** Begin RECORDS FOR THE EXERCISE **

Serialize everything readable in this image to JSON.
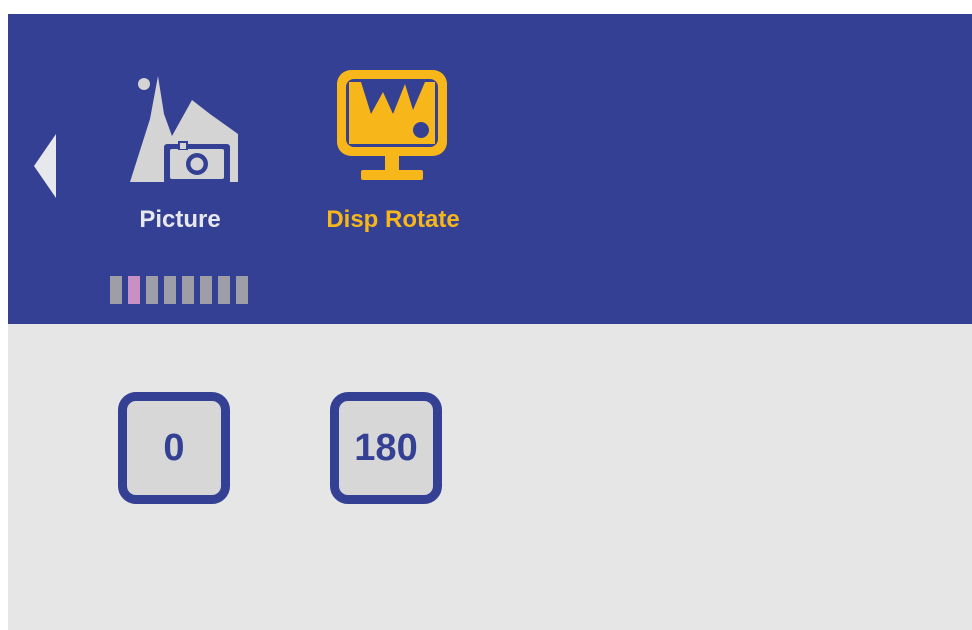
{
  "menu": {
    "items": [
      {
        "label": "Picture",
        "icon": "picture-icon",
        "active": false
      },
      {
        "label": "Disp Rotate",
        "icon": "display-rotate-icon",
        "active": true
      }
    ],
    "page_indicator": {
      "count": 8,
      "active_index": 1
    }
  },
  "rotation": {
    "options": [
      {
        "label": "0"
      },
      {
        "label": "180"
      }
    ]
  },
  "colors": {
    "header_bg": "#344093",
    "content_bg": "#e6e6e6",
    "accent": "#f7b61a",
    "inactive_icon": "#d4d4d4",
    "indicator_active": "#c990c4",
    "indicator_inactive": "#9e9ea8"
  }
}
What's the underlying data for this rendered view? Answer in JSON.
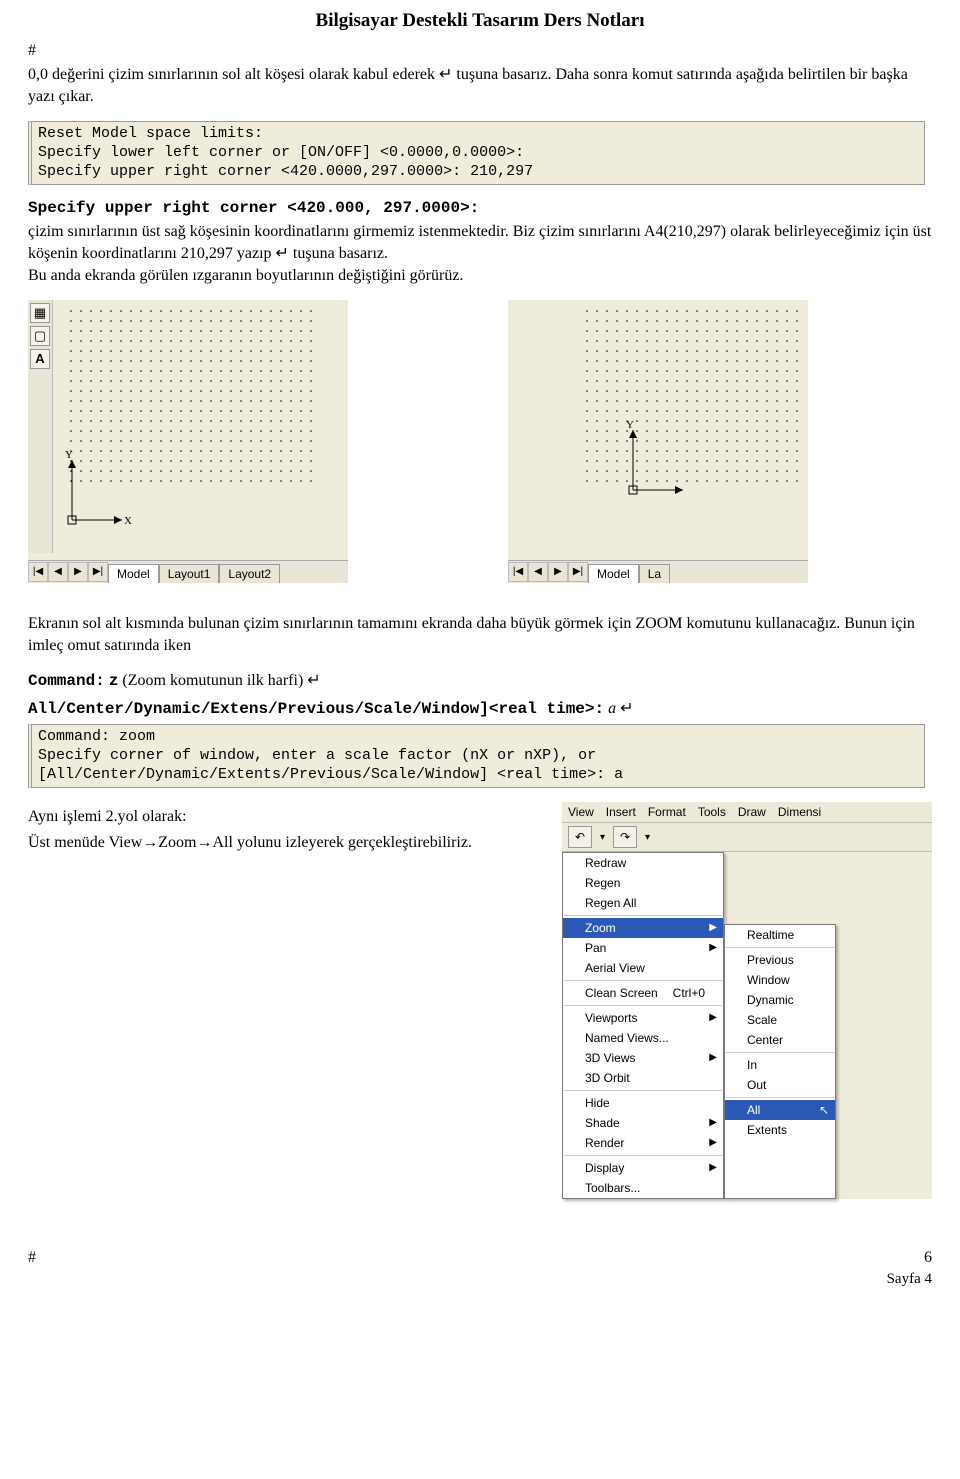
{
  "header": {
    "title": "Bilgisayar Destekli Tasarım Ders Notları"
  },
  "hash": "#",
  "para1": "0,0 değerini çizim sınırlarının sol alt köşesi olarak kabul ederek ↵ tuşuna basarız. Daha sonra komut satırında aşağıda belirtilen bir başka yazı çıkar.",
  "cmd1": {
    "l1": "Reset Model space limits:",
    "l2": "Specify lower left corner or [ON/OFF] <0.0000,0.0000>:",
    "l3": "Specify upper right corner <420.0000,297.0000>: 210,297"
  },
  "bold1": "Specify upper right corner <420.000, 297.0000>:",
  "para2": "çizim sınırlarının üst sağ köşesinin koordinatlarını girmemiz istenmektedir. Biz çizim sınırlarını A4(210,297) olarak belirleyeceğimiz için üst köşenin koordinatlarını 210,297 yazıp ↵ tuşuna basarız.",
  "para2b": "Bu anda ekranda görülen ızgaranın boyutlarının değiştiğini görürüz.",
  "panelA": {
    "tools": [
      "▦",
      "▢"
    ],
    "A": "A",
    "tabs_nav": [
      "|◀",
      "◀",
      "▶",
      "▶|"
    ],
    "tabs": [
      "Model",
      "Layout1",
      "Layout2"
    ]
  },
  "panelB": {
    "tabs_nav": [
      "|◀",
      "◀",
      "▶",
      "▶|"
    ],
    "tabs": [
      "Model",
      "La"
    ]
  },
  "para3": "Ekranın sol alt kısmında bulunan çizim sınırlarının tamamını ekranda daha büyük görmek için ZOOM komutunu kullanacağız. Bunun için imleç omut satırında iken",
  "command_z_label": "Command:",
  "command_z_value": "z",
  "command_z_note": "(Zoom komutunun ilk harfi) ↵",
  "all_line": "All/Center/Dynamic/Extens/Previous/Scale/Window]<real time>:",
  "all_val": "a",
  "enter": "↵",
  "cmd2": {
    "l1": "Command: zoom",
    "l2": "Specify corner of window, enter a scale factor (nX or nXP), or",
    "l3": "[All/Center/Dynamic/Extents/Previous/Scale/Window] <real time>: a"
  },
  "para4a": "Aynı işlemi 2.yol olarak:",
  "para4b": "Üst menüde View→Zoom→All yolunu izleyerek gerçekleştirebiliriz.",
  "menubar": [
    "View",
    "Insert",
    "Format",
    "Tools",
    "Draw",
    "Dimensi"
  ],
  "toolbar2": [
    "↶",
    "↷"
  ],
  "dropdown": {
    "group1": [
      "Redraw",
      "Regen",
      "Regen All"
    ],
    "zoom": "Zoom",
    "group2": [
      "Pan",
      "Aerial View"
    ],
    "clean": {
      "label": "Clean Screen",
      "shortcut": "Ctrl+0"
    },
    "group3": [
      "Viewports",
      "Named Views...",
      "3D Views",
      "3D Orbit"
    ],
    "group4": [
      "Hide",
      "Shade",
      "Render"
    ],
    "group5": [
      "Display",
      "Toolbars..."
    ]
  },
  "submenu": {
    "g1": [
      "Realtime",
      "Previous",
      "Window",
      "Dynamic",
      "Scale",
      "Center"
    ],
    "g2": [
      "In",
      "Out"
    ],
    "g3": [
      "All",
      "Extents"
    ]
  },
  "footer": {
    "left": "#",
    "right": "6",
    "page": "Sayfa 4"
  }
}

** End RECORDS FOR THE EXERCISE **

> [SHORT EXERCISE] Leave out the pictures and give the rest of the records again exactly.

> [ANSWER TO THE EXERCISE]
Serialize everything readable in this image to JSON.
{
  "menu": {
    "items": [
      {
        "label": "Picture",
        "icon": "picture-icon",
        "active": false
      },
      {
        "label": "Disp Rotate",
        "icon": "display-rotate-icon",
        "active": true
      }
    ],
    "page_indicator": {
      "count": 8,
      "active_index": 1
    }
  },
  "rotation": {
    "options": [
      {
        "label": "0"
      },
      {
        "label": "180"
      }
    ]
  },
  "colors": {
    "header_bg": "#344093",
    "content_bg": "#e6e6e6",
    "accent": "#f7b61a",
    "inactive_icon": "#d4d4d4",
    "indicator_active": "#c990c4",
    "indicator_inactive": "#9e9ea8"
  }
}
What's the underlying data for this rendered view? Answer in JSON.
{
  "header": {
    "title": "Bilgisayar Destekli Tasarım Ders Notları"
  },
  "hash": "#",
  "para1": "0,0 değerini çizim sınırlarının sol alt köşesi olarak kabul ederek ↵ tuşuna basarız. Daha sonra komut satırında aşağıda belirtilen bir başka yazı çıkar.",
  "cmd1": {
    "l1": "Reset Model space limits:",
    "l2": "Specify lower left corner or [ON/OFF] <0.0000,0.0000>:",
    "l3": "Specify upper right corner <420.0000,297.0000>: 210,297"
  },
  "bold1": "Specify upper right corner <420.000, 297.0000>:",
  "para2": "çizim sınırlarının üst sağ köşesinin koordinatlarını girmemiz istenmektedir. Biz çizim sınırlarını A4(210,297) olarak belirleyeceğimiz için üst köşenin koordinatlarını 210,297 yazıp ↵ tuşuna basarız.",
  "para2b": "Bu anda ekranda görülen ızgaranın boyutlarının değiştiğini görürüz.",
  "panelA": {
    "tools": [
      "▦",
      "▢"
    ],
    "A": "A",
    "tabs_nav": [
      "|◀",
      "◀",
      "▶",
      "▶|"
    ],
    "tabs": [
      "Model",
      "Layout1",
      "Layout2"
    ]
  },
  "panelB": {
    "tabs_nav": [
      "|◀",
      "◀",
      "▶",
      "▶|"
    ],
    "tabs": [
      "Model",
      "La"
    ]
  },
  "para3": "Ekranın sol alt kısmında bulunan çizim sınırlarının tamamını ekranda daha büyük görmek için ZOOM komutunu kullanacağız. Bunun için imleç omut satırında iken",
  "command_z_label": "Command:",
  "command_z_value": "z",
  "command_z_note": "(Zoom komutunun ilk harfi) ↵",
  "all_line": "All/Center/Dynamic/Extens/Previous/Scale/Window]<real time>:",
  "all_val": "a",
  "enter": "↵",
  "cmd2": {
    "l1": "Command: zoom",
    "l2": "Specify corner of window, enter a scale factor (nX or nXP), or",
    "l3": "[All/Center/Dynamic/Extents/Previous/Scale/Window] <real time>: a"
  },
  "para4a": "Aynı işlemi 2.yol olarak:",
  "para4b": "Üst menüde View→Zoom→All yolunu izleyerek gerçekleştirebiliriz.",
  "menubar": [
    "View",
    "Insert",
    "Format",
    "Tools",
    "Draw",
    "Dimensi"
  ],
  "toolbar2": [
    "↶",
    "↷"
  ],
  "dropdown": {
    "group1": [
      "Redraw",
      "Regen",
      "Regen All"
    ],
    "zoom": "Zoom",
    "group2": [
      "Pan",
      "Aerial View"
    ],
    "clean": {
      "label": "Clean Screen",
      "shortcut": "Ctrl+0"
    },
    "group3": [
      "Viewports",
      "Named Views...",
      "3D Views",
      "3D Orbit"
    ],
    "group4": [
      "Hide",
      "Shade",
      "Render"
    ],
    "group5": [
      "Display",
      "Toolbars..."
    ]
  },
  "submenu": {
    "g1": [
      "Realtime",
      "Previous",
      "Window",
      "Dynamic",
      "Scale",
      "Center"
    ],
    "g2": [
      "In",
      "Out"
    ],
    "g3": [
      "All",
      "Extents"
    ]
  },
  "footer": {
    "left": "#",
    "right": "6",
    "page": "Sayfa 4"
  }
}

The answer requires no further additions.